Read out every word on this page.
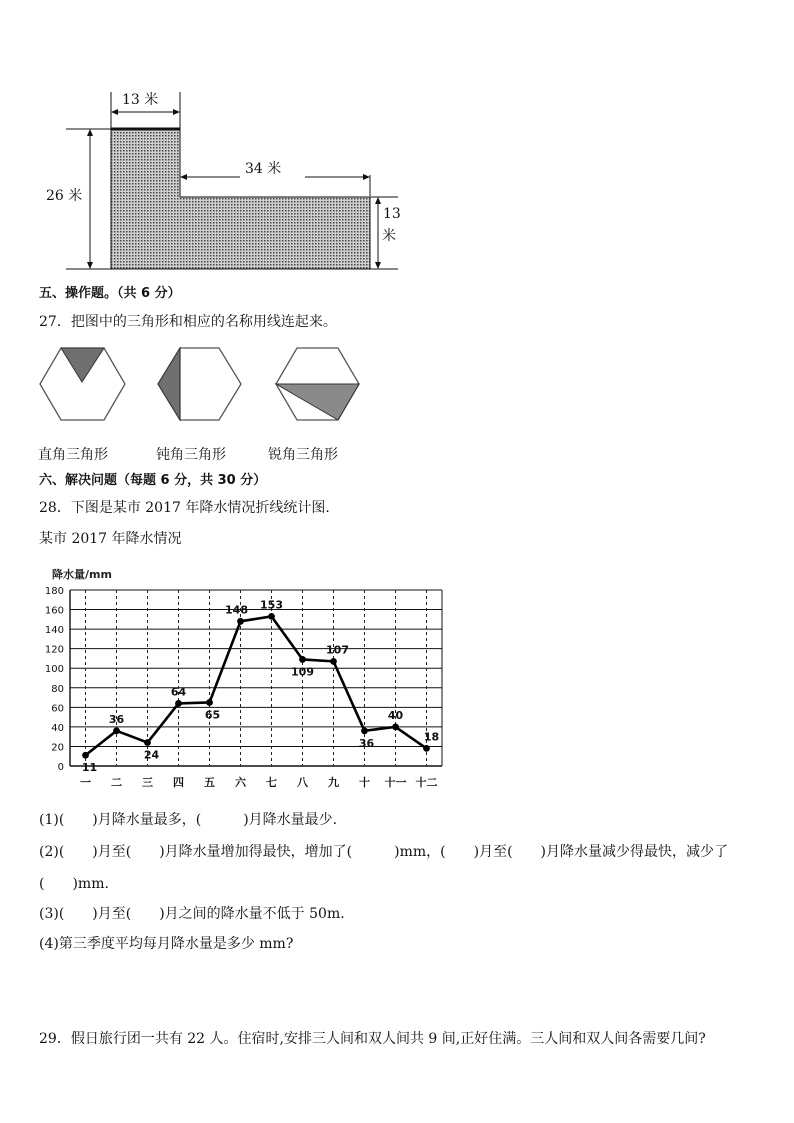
13 米
26 米
34 米
13
米
五、操作题。（共 6 分）
27．把图中的三角形和相应的名称用线连起来。
直角三角形	钝角三角形	锐角三角形
六、解决问题（每题 6 分，共 30 分）
28．下图是某市 2017 年降水情况折线统计图.
某市 2017 年降水情况
降水量/mm
0
20
40
60
80
100
120
140
160
180
一 二 三 四 五 六 七 八 九 十 十一 十二
11
36
24
64
65
148 153
109
107
36
40
18
(1)(　　)月降水量最多，(　　　)月降水量最少.
(2)(　　)月至(　　)月降水量增加得最快，增加了(　　　)mm，(　　)月至(　　)月降水量减少得最快，减少了
(　　)mm.
(3)(　　)月至(　　)月之间的降水量不低于 50m.
(4)第三季度平均每月降水量是多少 mm?
29．假日旅行团一共有 22 人。住宿时,安排三人间和双人间共 9 间,正好住满。三人间和双人间各需要几间?
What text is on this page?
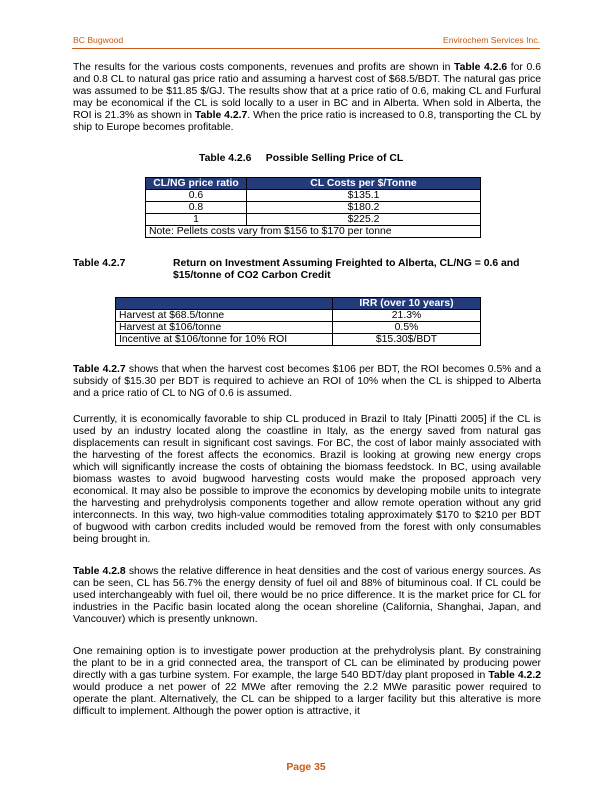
BC Bugwood	Envirochem Services Inc.

The results for the various costs components, revenues and profits are shown in Table 4.2.6 for 0.6 and 0.8 CL to natural gas price ratio and assuming a harvest cost of $68.5/BDT. The natural gas price was assumed to be $11.85 $/GJ. The results show that at a price ratio of 0.6, making CL and Furfural may be economical if the CL is sold locally to a user in BC and in Alberta. When sold in Alberta, the ROI is 21.3% as shown in Table 4.2.7. When the price ratio is increased to 0.8, transporting the CL by ship to Europe becomes profitable.

Table 4.2.6     Possible Selling Price of CL
CL/NG price ratio	CL Costs per $/Tonne
0.6	$135.1
0.8	$180.2
1	$225.2
Note: Pellets costs vary from $156 to $170 per tonne	
Table 4.2.7	Return on Investment Assuming Freighted to Alberta, CL/NG = 0.6 and $15/tonne of CO2 Carbon Credit
	IRR (over 10 years)
Harvest at $68.5/tonne	21.3%
Harvest at $106/tonne	0.5%
Incentive at $106/tonne for 10% ROI	$15.30$/BDT

Table 4.2.7 shows that when the harvest cost becomes $106 per BDT, the ROI becomes 0.5% and a subsidy of $15.30 per BDT is required to achieve an ROI of 10% when the CL is shipped to Alberta and a price ratio of CL to NG of 0.6 is assumed.

Currently, it is economically favorable to ship CL produced in Brazil to Italy [Pinatti 2005] if the CL is used by an industry located along the coastline in Italy, as the energy saved from natural gas displacements can result in significant cost savings. For BC, the cost of labor mainly associated with the harvesting of the forest affects the economics. Brazil is looking at growing new energy crops which will significantly increase the costs of obtaining the biomass feedstock. In BC, using available biomass wastes to avoid bugwood harvesting costs would make the proposed approach very economical. It may also be possible to improve the economics by developing mobile units to integrate the harvesting and prehydrolysis components together and allow remote operation without any grid interconnects. In this way, two high-value commodities totaling approximately $170 to $210 per BDT of bugwood with carbon credits included would be removed from the forest with only consumables being brought in.

Table 4.2.8 shows the relative difference in heat densities and the cost of various energy sources. As can be seen, CL has 56.7% the energy density of fuel oil and 88% of bituminous coal. If CL could be used interchangeably with fuel oil, there would be no price difference. It is the market price for CL for industries in the Pacific basin located along the ocean shoreline (California, Shanghai, Japan, and Vancouver) which is presently unknown.

One remaining option is to investigate power production at the prehydrolysis plant. By constraining the plant to be in a grid connected area, the transport of CL can be eliminated by producing power directly with a gas turbine system. For example, the large 540 BDT/day plant proposed in Table 4.2.2 would produce a net power of 22 MWe after removing the 2.2 MWe parasitic power required to operate the plant. Alternatively, the CL can be shipped to a larger facility but this alterative is more difficult to implement. Although the power option is attractive, it

Page 35
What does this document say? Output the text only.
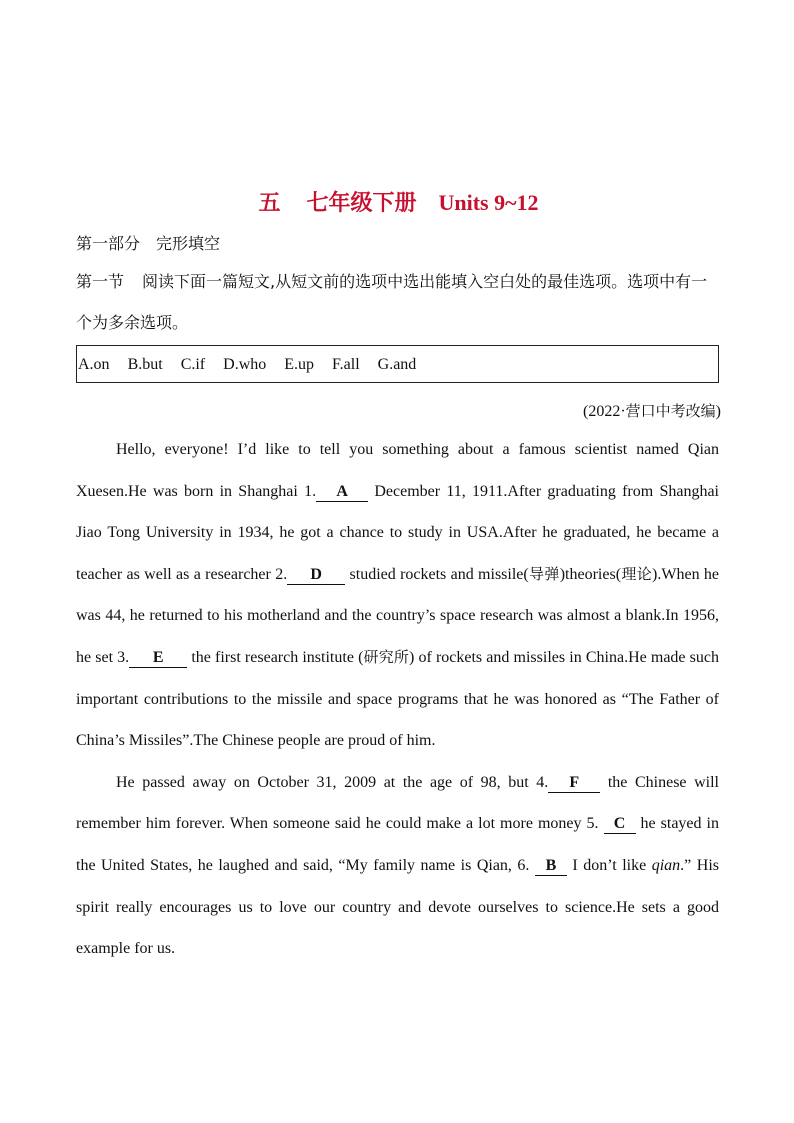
五 七年级下册 Units 9~12
第一部分　完形填空
第一节 阅读下面一篇短文,从短文前的选项中选出能填入空白处的最佳选项。选项中有一个为多余选项。
A.on B.but C.if D.who E.up F.all G.and
(2022·营口中考改编)

Hello, everyone! I’d like to tell you something about a famous scientist named Qian Xuesen.He was born in Shanghai 1. A December 11, 1911.After graduating from Shanghai Jiao Tong University in 1934, he got a chance to study in USA.After he graduated, he became a teacher as well as a researcher 2. D studied rockets and missile(导弹)theories(理论).When he was 44, he returned to his motherland and the country’s space research was almost a blank.In 1956, he set 3. E the first research institute (研究所) of rockets and missiles in China.He made such important contributions to the missile and space programs that he was honored as “The Father of China’s Missiles”.The Chinese people are proud of him.

He passed away on October 31, 2009 at the age of 98, but 4. F the Chinese will remember him forever. When someone said he could make a lot more money 5. C he stayed in the United States, he laughed and said, “My family name is Qian, 6. B I don’t like qian.” His spirit really encourages us to love our country and devote ourselves to science.He sets a good example for us.
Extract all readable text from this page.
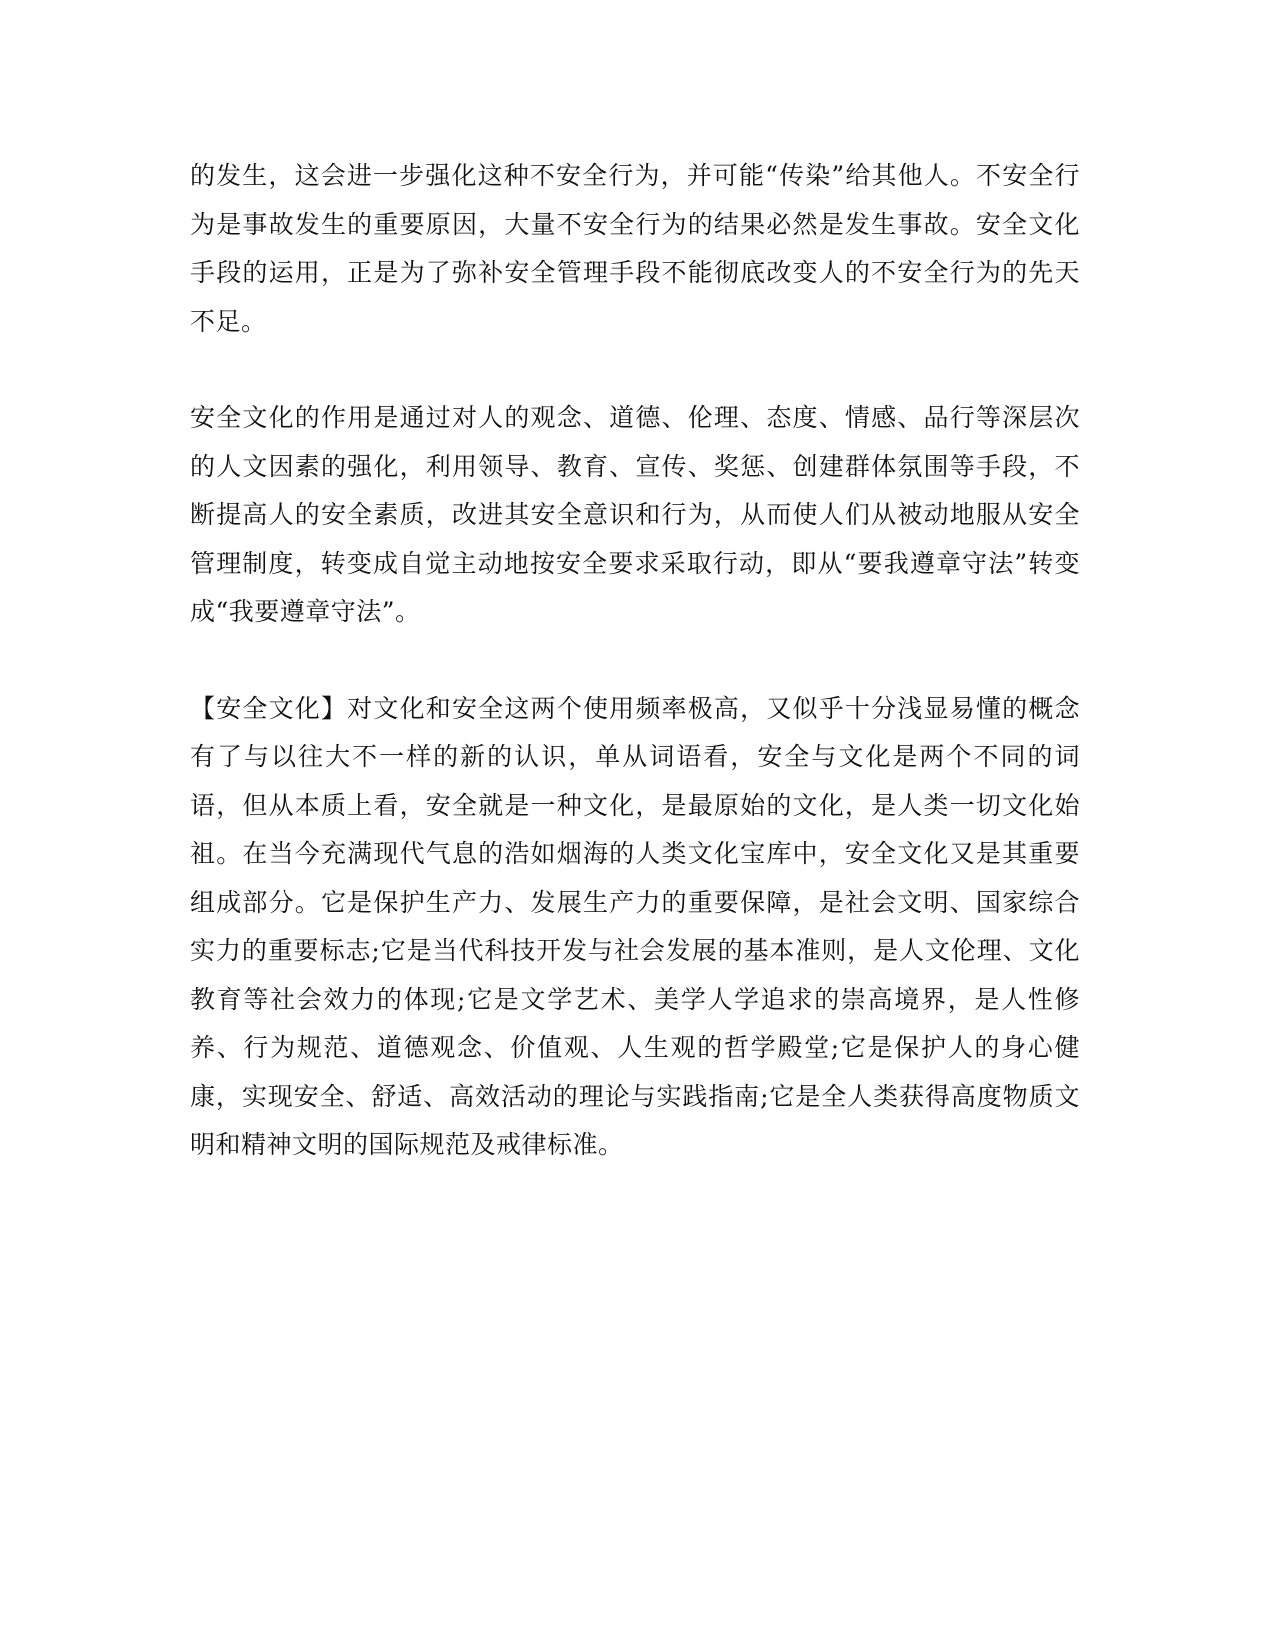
的发生，这会进一步强化这种不安全行为，并可能“传染”给其他人。不安全行为是事故发生的重要原因，大量不安全行为的结果必然是发生事故。安全文化手段的运用，正是为了弥补安全管理手段不能彻底改变人的不安全行为的先天不足。

安全文化的作用是通过对人的观念、道德、伦理、态度、情感、品行等深层次的人文因素的强化，利用领导、教育、宣传、奖惩、创建群体氛围等手段，不断提高人的安全素质，改进其安全意识和行为，从而使人们从被动地服从安全管理制度，转变成自觉主动地按安全要求采取行动，即从“要我遵章守法”转变成“我要遵章守法”。

【安全文化】对文化和安全这两个使用频率极高，又似乎十分浅显易懂的概念有了与以往大不一样的新的认识，单从词语看，安全与文化是两个不同的词语，但从本质上看，安全就是一种文化，是最原始的文化，是人类一切文化始祖。在当今充满现代气息的浩如烟海的人类文化宝库中，安全文化又是其重要组成部分。它是保护生产力、发展生产力的重要保障，是社会文明、国家综合实力的重要标志;它是当代科技开发与社会发展的基本准则，是人文伦理、文化教育等社会效力的体现;它是文学艺术、美学人学追求的崇高境界，是人性修养、行为规范、道德观念、价值观、人生观的哲学殿堂;它是保护人的身心健康，实现安全、舒适、高效活动的理论与实践指南;它是全人类获得高度物质文明和精神文明的国际规范及戒律标准。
○ ○ ○
STATED PROBLEM:
Quote the entries in full. Any image among them is to be omitted from the copy.

WRITTEN ANSWER:
Read out every word on this page.
13 米
26 米
34 米
13
米
五、操作题。（共 6 分）
27．把图中的三角形和相应的名称用线连起来。
直角三角形	钝角三角形	锐角三角形
六、解决问题（每题 6 分，共 30 分）
28．下图是某市 2017 年降水情况折线统计图.
某市 2017 年降水情况
降水量/mm
0
20
40
60
80
100
120
140
160
180
一 二 三 四 五 六 七 八 九 十 十一 十二
11
36
24
64
65
148 153
109
107
36
40
18
(1)(　　)月降水量最多，(　　　)月降水量最少.
(2)(　　)月至(　　)月降水量增加得最快，增加了(　　　)mm，(　　)月至(　　)月降水量减少得最快，减少了
(　　)mm.
(3)(　　)月至(　　)月之间的降水量不低于 50m.
(4)第三季度平均每月降水量是多少 mm?
29．假日旅行团一共有 22 人。住宿时,安排三人间和双人间共 9 间,正好住满。三人间和双人间各需要几间?
What text is on this page?
BC Bugwood	Envirochem Services Inc.

The results for the various costs components, revenues and profits are shown in Table 4.2.6 for 0.6 and 0.8 CL to natural gas price ratio and assuming a harvest cost of $68.5/BDT. The natural gas price was assumed to be $11.85 $/GJ. The results show that at a price ratio of 0.6, making CL and Furfural may be economical if the CL is sold locally to a user in BC and in Alberta. When sold in Alberta, the ROI is 21.3% as shown in Table 4.2.7. When the price ratio is increased to 0.8, transporting the CL by ship to Europe becomes profitable.

Table 4.2.6     Possible Selling Price of CL
CL/NG price ratio	CL Costs per $/Tonne
0.6	$135.1
0.8	$180.2
1	$225.2
Note: Pellets costs vary from $156 to $170 per tonne	
Table 4.2.7	Return on Investment Assuming Freighted to Alberta, CL/NG = 0.6 and $15/tonne of CO2 Carbon Credit
	IRR (over 10 years)
Harvest at $68.5/tonne	21.3%
Harvest at $106/tonne	0.5%
Incentive at $106/tonne for 10% ROI	$15.30$/BDT

Table 4.2.7 shows that when the harvest cost becomes $106 per BDT, the ROI becomes 0.5% and a subsidy of $15.30 per BDT is required to achieve an ROI of 10% when the CL is shipped to Alberta and a price ratio of CL to NG of 0.6 is assumed.

Currently, it is economically favorable to ship CL produced in Brazil to Italy [Pinatti 2005] if the CL is used by an industry located along the coastline in Italy, as the energy saved from natural gas displacements can result in significant cost savings. For BC, the cost of labor mainly associated with the harvesting of the forest affects the economics. Brazil is looking at growing new energy crops which will significantly increase the costs of obtaining the biomass feedstock. In BC, using available biomass wastes to avoid bugwood harvesting costs would make the proposed approach very economical. It may also be possible to improve the economics by developing mobile units to integrate the harvesting and prehydrolysis components together and allow remote operation without any grid interconnects. In this way, two high-value commodities totaling approximately $170 to $210 per BDT of bugwood with carbon credits included would be removed from the forest with only consumables being brought in.

Table 4.2.8 shows the relative difference in heat densities and the cost of various energy sources. As can be seen, CL has 56.7% the energy density of fuel oil and 88% of bituminous coal. If CL could be used interchangeably with fuel oil, there would be no price difference. It is the market price for CL for industries in the Pacific basin located along the ocean shoreline (California, Shanghai, Japan, and Vancouver) which is presently unknown.

One remaining option is to investigate power production at the prehydrolysis plant. By constraining the plant to be in a grid connected area, the transport of CL can be eliminated by producing power directly with a gas turbine system. For example, the large 540 BDT/day plant proposed in Table 4.2.2 would produce a net power of 22 MWe after removing the 2.2 MWe parasitic power required to operate the plant. Alternatively, the CL can be shipped to a larger facility but this alterative is more difficult to implement. Although the power option is attractive, it

Page 35
What does this document say? Output the text only.
五 七年级下册 Units 9~12
第一部分　完形填空
第一节 阅读下面一篇短文,从短文前的选项中选出能填入空白处的最佳选项。选项中有一个为多余选项。
A.on B.but C.if D.who E.up F.all G.and
(2022·营口中考改编)

Hello, everyone! I’d like to tell you something about a famous scientist named Qian Xuesen.He was born in Shanghai 1. A December 11, 1911.After graduating from Shanghai Jiao Tong University in 1934, he got a chance to study in USA.After he graduated, he became a teacher as well as a researcher 2. D studied rockets and missile(导弹)theories(理论).When he was 44, he returned to his motherland and the country’s space research was almost a blank.In 1956, he set 3. E the first research institute (研究所) of rockets and missiles in China.He made such important contributions to the missile and space programs that he was honored as “The Father of China’s Missiles”.The Chinese people are proud of him.

He passed away on October 31, 2009 at the age of 98, but 4. F the Chinese will remember him forever. When someone said he could make a lot more money 5. C he stayed in the United States, he laughed and said, “My family name is Qian, 6. B I don’t like qian.” His spirit really encourages us to love our country and devote ourselves to science.He sets a good example for us.
Extract all readable text from this page.
的发生，这会进一步强化这种不安全行为，并可能“传染”给其他人。不安全行为是事故发生的重要原因，大量不安全行为的结果必然是发生事故。安全文化手段的运用，正是为了弥补安全管理手段不能彻底改变人的不安全行为的先天不足。

安全文化的作用是通过对人的观念、道德、伦理、态度、情感、品行等深层次的人文因素的强化，利用领导、教育、宣传、奖惩、创建群体氛围等手段，不断提高人的安全素质，改进其安全意识和行为，从而使人们从被动地服从安全管理制度，转变成自觉主动地按安全要求采取行动，即从“要我遵章守法”转变成“我要遵章守法”。

【安全文化】对文化和安全这两个使用频率极高，又似乎十分浅显易懂的概念有了与以往大不一样的新的认识，单从词语看，安全与文化是两个不同的词语，但从本质上看，安全就是一种文化，是最原始的文化，是人类一切文化始祖。在当今充满现代气息的浩如烟海的人类文化宝库中，安全文化又是其重要组成部分。它是保护生产力、发展生产力的重要保障，是社会文明、国家综合实力的重要标志;它是当代科技开发与社会发展的基本准则，是人文伦理、文化教育等社会效力的体现;它是文学艺术、美学人学追求的崇高境界，是人性修养、行为规范、道德观念、价值观、人生观的哲学殿堂;它是保护人的身心健康，实现安全、舒适、高效活动的理论与实践指南;它是全人类获得高度物质文明和精神文明的国际规范及戒律标准。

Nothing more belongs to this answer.